▶ _Task goal_
Return the records word for word. Any pictures in them are not part of the copy.

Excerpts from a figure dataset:
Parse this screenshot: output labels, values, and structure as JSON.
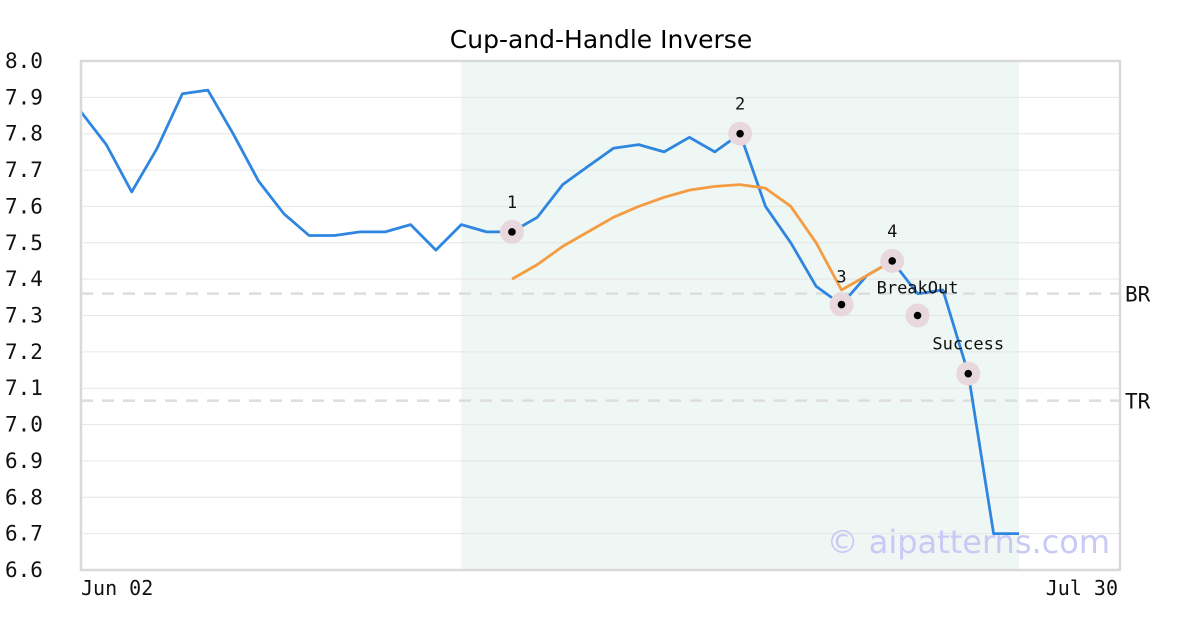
{
  "chart_data": {
    "type": "line",
    "title": "Cup-and-Handle Inverse",
    "xlabel": "",
    "ylabel": "",
    "ylim": [
      6.6,
      8.0
    ],
    "yticks": [
      "8.0",
      "7.9",
      "7.8",
      "7.7",
      "7.6",
      "7.5",
      "7.4",
      "7.3",
      "7.2",
      "7.1",
      "7.0",
      "6.9",
      "6.8",
      "6.7",
      "6.6"
    ],
    "x_tick_labels": [
      "Jun 02",
      "Jul 30"
    ],
    "x_range": [
      "Jun 02",
      "Jul 30"
    ],
    "grid": "horizontal",
    "highlight_range": {
      "x_start": 15,
      "x_end": 37,
      "color": "#eef7f3"
    },
    "series": [
      {
        "color": "#2f86e0",
        "x": [
          0,
          1,
          2,
          3,
          4,
          5,
          6,
          7,
          8,
          9,
          10,
          11,
          12,
          13,
          14,
          15,
          16,
          17,
          18,
          19,
          20,
          21,
          22,
          23,
          24,
          25,
          26,
          27,
          28,
          29,
          30,
          31,
          32,
          33,
          34,
          35,
          36,
          37
        ],
        "values": [
          7.86,
          7.77,
          7.64,
          7.76,
          7.91,
          7.92,
          7.8,
          7.67,
          7.58,
          7.52,
          7.52,
          7.53,
          7.53,
          7.55,
          7.48,
          7.55,
          7.53,
          7.53,
          7.57,
          7.66,
          7.71,
          7.76,
          7.77,
          7.75,
          7.79,
          7.75,
          7.8,
          7.6,
          7.5,
          7.38,
          7.33,
          7.41,
          7.45,
          7.36,
          7.37,
          7.14,
          6.7,
          6.7
        ]
      },
      {
        "color": "#f59b42",
        "x": [
          17,
          18,
          19,
          20,
          21,
          22,
          23,
          24,
          25,
          26,
          27,
          28,
          29,
          30,
          31,
          32
        ],
        "values": [
          7.4,
          7.44,
          7.49,
          7.53,
          7.57,
          7.6,
          7.625,
          7.645,
          7.655,
          7.66,
          7.65,
          7.6,
          7.5,
          7.37,
          7.41,
          7.45
        ]
      }
    ],
    "levels": [
      {
        "label": "BR",
        "value": 7.36
      },
      {
        "label": "TR",
        "value": 7.066
      }
    ],
    "annotations": [
      {
        "label": "1",
        "x": 17,
        "y": 7.53
      },
      {
        "label": "2",
        "x": 26,
        "y": 7.8
      },
      {
        "label": "3",
        "x": 30,
        "y": 7.33
      },
      {
        "label": "4",
        "x": 32,
        "y": 7.45
      },
      {
        "label": "BreakOut",
        "x": 33,
        "y": 7.3
      },
      {
        "label": "Success",
        "x": 35,
        "y": 7.14
      }
    ],
    "marker_halo_color": "#e8d8de",
    "watermark": "© aipatterns.com"
  }
}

▶ _Exercise answer_
Parse this screenshot: output labels, values, and structure as JSON.
{
  "chart_data": {
    "type": "line",
    "title": "Cup-and-Handle Inverse",
    "xlabel": "",
    "ylabel": "",
    "ylim": [
      6.6,
      8.0
    ],
    "yticks": [
      "8.0",
      "7.9",
      "7.8",
      "7.7",
      "7.6",
      "7.5",
      "7.4",
      "7.3",
      "7.2",
      "7.1",
      "7.0",
      "6.9",
      "6.8",
      "6.7",
      "6.6"
    ],
    "x_tick_labels": [
      "Jun 02",
      "Jul 30"
    ],
    "x_range": [
      "Jun 02",
      "Jul 30"
    ],
    "grid": "horizontal",
    "highlight_range": {
      "x_start": 15,
      "x_end": 37,
      "color": "#eef7f3"
    },
    "series": [
      {
        "color": "#2f86e0",
        "x": [
          0,
          1,
          2,
          3,
          4,
          5,
          6,
          7,
          8,
          9,
          10,
          11,
          12,
          13,
          14,
          15,
          16,
          17,
          18,
          19,
          20,
          21,
          22,
          23,
          24,
          25,
          26,
          27,
          28,
          29,
          30,
          31,
          32,
          33,
          34,
          35,
          36,
          37
        ],
        "values": [
          7.86,
          7.77,
          7.64,
          7.76,
          7.91,
          7.92,
          7.8,
          7.67,
          7.58,
          7.52,
          7.52,
          7.53,
          7.53,
          7.55,
          7.48,
          7.55,
          7.53,
          7.53,
          7.57,
          7.66,
          7.71,
          7.76,
          7.77,
          7.75,
          7.79,
          7.75,
          7.8,
          7.6,
          7.5,
          7.38,
          7.33,
          7.41,
          7.45,
          7.36,
          7.37,
          7.14,
          6.7,
          6.7
        ]
      },
      {
        "color": "#f59b42",
        "x": [
          17,
          18,
          19,
          20,
          21,
          22,
          23,
          24,
          25,
          26,
          27,
          28,
          29,
          30,
          31,
          32
        ],
        "values": [
          7.4,
          7.44,
          7.49,
          7.53,
          7.57,
          7.6,
          7.625,
          7.645,
          7.655,
          7.66,
          7.65,
          7.6,
          7.5,
          7.37,
          7.41,
          7.45
        ]
      }
    ],
    "levels": [
      {
        "label": "BR",
        "value": 7.36
      },
      {
        "label": "TR",
        "value": 7.066
      }
    ],
    "annotations": [
      {
        "label": "1",
        "x": 17,
        "y": 7.53
      },
      {
        "label": "2",
        "x": 26,
        "y": 7.8
      },
      {
        "label": "3",
        "x": 30,
        "y": 7.33
      },
      {
        "label": "4",
        "x": 32,
        "y": 7.45
      },
      {
        "label": "BreakOut",
        "x": 33,
        "y": 7.3
      },
      {
        "label": "Success",
        "x": 35,
        "y": 7.14
      }
    ],
    "marker_halo_color": "#e8d8de",
    "watermark": "© aipatterns.com"
  }
}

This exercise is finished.